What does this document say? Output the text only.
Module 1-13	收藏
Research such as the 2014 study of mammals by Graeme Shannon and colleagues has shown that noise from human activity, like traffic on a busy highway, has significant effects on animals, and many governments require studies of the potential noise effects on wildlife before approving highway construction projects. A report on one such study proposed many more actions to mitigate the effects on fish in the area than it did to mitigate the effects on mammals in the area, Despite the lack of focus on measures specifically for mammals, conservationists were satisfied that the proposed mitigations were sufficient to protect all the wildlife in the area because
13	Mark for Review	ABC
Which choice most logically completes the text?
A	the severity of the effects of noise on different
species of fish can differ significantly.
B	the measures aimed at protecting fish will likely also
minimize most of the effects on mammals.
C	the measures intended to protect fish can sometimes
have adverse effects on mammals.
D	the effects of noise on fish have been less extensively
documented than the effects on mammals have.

───

**Given task**
Read the entries above, then pull out the lines that include "most".

**Written response**
Which choice most logically completes the text?
minimize most of the effects on mammals.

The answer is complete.